— START OF RAW RECORDS —

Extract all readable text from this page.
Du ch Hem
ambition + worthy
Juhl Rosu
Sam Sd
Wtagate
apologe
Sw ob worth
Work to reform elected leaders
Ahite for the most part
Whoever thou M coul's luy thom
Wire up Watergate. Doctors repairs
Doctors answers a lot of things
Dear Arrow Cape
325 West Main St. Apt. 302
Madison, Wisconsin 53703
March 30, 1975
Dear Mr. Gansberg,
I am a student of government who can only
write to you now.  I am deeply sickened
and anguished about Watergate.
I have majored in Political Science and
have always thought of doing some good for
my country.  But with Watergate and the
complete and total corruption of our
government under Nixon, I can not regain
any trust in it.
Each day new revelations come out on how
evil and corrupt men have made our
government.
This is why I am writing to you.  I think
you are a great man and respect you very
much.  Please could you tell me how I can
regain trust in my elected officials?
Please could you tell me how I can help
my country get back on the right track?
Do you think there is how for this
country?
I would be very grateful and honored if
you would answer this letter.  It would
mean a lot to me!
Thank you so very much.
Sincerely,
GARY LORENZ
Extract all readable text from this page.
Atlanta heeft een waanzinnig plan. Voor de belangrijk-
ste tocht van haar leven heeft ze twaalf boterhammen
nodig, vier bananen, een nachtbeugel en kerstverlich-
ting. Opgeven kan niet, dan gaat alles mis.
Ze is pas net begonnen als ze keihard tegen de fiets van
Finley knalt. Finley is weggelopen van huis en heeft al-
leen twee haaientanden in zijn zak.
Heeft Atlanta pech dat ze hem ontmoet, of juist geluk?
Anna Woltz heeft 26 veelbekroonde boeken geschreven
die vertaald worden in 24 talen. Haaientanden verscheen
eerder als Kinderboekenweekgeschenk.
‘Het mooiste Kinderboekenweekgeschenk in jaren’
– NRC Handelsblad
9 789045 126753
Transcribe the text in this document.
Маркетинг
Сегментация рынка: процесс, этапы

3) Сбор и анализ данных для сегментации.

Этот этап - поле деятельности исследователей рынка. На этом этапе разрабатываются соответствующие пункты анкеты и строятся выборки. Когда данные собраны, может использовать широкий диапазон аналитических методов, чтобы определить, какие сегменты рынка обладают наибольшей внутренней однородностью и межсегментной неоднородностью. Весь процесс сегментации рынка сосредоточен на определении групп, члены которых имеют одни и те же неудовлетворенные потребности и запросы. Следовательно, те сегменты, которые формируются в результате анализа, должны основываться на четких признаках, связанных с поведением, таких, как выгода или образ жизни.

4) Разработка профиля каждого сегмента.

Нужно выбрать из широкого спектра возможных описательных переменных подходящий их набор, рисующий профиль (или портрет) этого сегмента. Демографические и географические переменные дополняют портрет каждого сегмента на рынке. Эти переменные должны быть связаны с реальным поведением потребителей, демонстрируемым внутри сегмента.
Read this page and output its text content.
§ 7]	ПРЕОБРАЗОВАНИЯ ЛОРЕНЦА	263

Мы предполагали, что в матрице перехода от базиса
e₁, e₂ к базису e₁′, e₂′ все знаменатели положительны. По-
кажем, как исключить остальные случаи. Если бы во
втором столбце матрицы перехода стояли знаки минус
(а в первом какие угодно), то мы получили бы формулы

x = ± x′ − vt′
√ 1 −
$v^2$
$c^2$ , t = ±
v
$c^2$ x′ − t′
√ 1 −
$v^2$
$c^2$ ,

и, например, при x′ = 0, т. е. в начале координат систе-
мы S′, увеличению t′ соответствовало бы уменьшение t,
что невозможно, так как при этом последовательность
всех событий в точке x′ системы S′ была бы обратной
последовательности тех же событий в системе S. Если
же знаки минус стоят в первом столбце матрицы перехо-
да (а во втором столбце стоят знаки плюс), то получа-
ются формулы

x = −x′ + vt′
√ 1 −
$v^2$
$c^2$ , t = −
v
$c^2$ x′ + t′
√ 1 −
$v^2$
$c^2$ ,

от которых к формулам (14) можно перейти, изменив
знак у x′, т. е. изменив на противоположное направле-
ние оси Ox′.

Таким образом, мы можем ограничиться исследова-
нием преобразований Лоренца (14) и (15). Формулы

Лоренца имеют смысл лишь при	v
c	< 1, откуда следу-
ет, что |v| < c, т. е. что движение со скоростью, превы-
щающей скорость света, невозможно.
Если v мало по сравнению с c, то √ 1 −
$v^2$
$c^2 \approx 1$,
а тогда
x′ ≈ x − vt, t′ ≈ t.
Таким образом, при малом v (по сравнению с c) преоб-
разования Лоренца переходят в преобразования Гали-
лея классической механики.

— END OF RAW RECORDS —

Select every line in the material above where the string "government" occurs, and copy it.

RIGHT ANSWER:
I am a student of government who can only
government under Nixon, I can not regain
government.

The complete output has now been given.